### Records for this exercise
— begin —

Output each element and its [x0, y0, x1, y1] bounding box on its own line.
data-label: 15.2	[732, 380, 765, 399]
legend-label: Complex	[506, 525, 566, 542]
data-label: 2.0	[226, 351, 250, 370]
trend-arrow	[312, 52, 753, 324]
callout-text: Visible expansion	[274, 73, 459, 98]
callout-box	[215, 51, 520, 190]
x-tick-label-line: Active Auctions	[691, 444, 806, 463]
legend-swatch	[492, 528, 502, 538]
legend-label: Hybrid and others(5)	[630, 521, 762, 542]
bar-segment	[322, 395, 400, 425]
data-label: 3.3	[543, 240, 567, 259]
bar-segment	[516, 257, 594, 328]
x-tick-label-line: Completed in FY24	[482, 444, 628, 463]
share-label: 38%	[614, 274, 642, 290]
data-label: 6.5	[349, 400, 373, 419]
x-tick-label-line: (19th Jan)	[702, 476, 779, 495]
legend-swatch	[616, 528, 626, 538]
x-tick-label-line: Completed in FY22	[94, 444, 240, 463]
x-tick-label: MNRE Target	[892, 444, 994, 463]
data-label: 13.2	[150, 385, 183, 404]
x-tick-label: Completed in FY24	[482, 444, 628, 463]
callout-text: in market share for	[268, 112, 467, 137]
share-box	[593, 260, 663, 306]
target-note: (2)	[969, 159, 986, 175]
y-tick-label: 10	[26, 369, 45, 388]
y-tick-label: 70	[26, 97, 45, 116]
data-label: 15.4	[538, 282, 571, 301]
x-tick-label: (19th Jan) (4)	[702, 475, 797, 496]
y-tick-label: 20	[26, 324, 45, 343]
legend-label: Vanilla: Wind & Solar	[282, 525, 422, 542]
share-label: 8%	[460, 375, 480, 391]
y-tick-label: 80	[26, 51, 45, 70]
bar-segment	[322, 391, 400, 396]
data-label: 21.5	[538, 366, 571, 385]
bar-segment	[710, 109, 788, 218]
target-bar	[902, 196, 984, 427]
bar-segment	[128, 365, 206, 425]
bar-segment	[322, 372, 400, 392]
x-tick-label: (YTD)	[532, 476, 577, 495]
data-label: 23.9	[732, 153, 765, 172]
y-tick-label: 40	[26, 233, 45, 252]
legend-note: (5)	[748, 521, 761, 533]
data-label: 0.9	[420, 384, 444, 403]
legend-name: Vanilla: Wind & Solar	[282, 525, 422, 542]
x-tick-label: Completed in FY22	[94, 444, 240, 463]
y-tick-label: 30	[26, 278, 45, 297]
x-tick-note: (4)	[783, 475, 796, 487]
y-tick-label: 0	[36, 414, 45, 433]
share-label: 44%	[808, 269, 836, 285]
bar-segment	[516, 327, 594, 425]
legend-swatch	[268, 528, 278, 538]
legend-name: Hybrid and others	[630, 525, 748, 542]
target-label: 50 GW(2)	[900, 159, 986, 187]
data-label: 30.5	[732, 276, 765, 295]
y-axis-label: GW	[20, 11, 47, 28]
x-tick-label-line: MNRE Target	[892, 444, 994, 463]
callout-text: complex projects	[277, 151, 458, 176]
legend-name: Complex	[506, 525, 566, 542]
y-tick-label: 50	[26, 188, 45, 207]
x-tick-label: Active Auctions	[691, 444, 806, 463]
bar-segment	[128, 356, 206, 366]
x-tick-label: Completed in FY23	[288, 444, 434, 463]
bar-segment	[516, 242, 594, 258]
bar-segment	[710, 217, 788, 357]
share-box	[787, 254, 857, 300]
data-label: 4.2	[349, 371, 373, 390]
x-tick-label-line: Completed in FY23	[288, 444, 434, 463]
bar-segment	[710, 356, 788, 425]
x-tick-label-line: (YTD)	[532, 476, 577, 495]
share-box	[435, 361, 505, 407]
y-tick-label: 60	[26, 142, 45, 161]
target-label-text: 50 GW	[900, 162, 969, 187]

— end —

Rewrite the records above, changing every occurrence of "Active Auctions" to "Ongoing Auctions" and keeping all other text unchanged.

Output each element and its [x0, y0, x1, y1] bounding box on its own line.
data-label: 15.2	[732, 380, 765, 399]
legend-label: Complex	[506, 525, 566, 542]
data-label: 2.0	[226, 351, 250, 370]
trend-arrow	[312, 52, 753, 324]
callout-text: Visible expansion	[274, 73, 459, 98]
callout-box	[215, 51, 520, 190]
x-tick-label-line: Ongoing Auctions	[691, 444, 806, 463]
legend-swatch	[492, 528, 502, 538]
legend-label: Hybrid and others(5)	[630, 521, 762, 542]
bar-segment	[322, 395, 400, 425]
data-label: 3.3	[543, 240, 567, 259]
bar-segment	[516, 257, 594, 328]
x-tick-label-line: Completed in FY24	[482, 444, 628, 463]
share-label: 38%	[614, 274, 642, 290]
data-label: 6.5	[349, 400, 373, 419]
x-tick-label-line: (19th Jan)	[702, 476, 779, 495]
legend-swatch	[616, 528, 626, 538]
x-tick-label-line: Completed in FY22	[94, 444, 240, 463]
x-tick-label: MNRE Target	[892, 444, 994, 463]
data-label: 13.2	[150, 385, 183, 404]
x-tick-label: Completed in FY24	[482, 444, 628, 463]
callout-text: in market share for	[268, 112, 467, 137]
share-box	[593, 260, 663, 306]
target-note: (2)	[969, 159, 986, 175]
y-tick-label: 10	[26, 369, 45, 388]
y-tick-label: 70	[26, 97, 45, 116]
data-label: 15.4	[538, 282, 571, 301]
x-tick-label: (19th Jan) (4)	[702, 475, 797, 496]
y-tick-label: 20	[26, 324, 45, 343]
legend-label: Vanilla: Wind & Solar	[282, 525, 422, 542]
share-label: 8%	[460, 375, 480, 391]
y-tick-label: 80	[26, 51, 45, 70]
bar-segment	[322, 391, 400, 396]
data-label: 21.5	[538, 366, 571, 385]
bar-segment	[710, 109, 788, 218]
target-bar	[902, 196, 984, 427]
bar-segment	[128, 365, 206, 425]
bar-segment	[322, 372, 400, 392]
x-tick-label: (YTD)	[532, 476, 577, 495]
data-label: 23.9	[732, 153, 765, 172]
y-tick-label: 40	[26, 233, 45, 252]
legend-note: (5)	[748, 521, 761, 533]
data-label: 0.9	[420, 384, 444, 403]
legend-name: Vanilla: Wind & Solar	[282, 525, 422, 542]
x-tick-label: Completed in FY22	[94, 444, 240, 463]
y-tick-label: 30	[26, 278, 45, 297]
x-tick-note: (4)	[783, 475, 796, 487]
y-tick-label: 0	[36, 414, 45, 433]
share-label: 44%	[808, 269, 836, 285]
bar-segment	[516, 327, 594, 425]
legend-swatch	[268, 528, 278, 538]
legend-name: Hybrid and others	[630, 525, 748, 542]
target-label: 50 GW(2)	[900, 159, 986, 187]
data-label: 30.5	[732, 276, 765, 295]
y-axis-label: GW	[20, 11, 47, 28]
x-tick-label-line: MNRE Target	[892, 444, 994, 463]
callout-text: complex projects	[277, 151, 458, 176]
legend-name: Complex	[506, 525, 566, 542]
y-tick-label: 50	[26, 188, 45, 207]
x-tick-label: Ongoing Auctions	[691, 444, 806, 463]
bar-segment	[128, 356, 206, 366]
x-tick-label: Completed in FY23	[288, 444, 434, 463]
bar-segment	[516, 242, 594, 258]
bar-segment	[710, 217, 788, 357]
share-box	[787, 254, 857, 300]
data-label: 4.2	[349, 371, 373, 390]
x-tick-label-line: Completed in FY23	[288, 444, 434, 463]
bar-segment	[710, 356, 788, 425]
x-tick-label-line: (YTD)	[532, 476, 577, 495]
share-box	[435, 361, 505, 407]
y-tick-label: 60	[26, 142, 45, 161]
target-label-text: 50 GW	[900, 162, 969, 187]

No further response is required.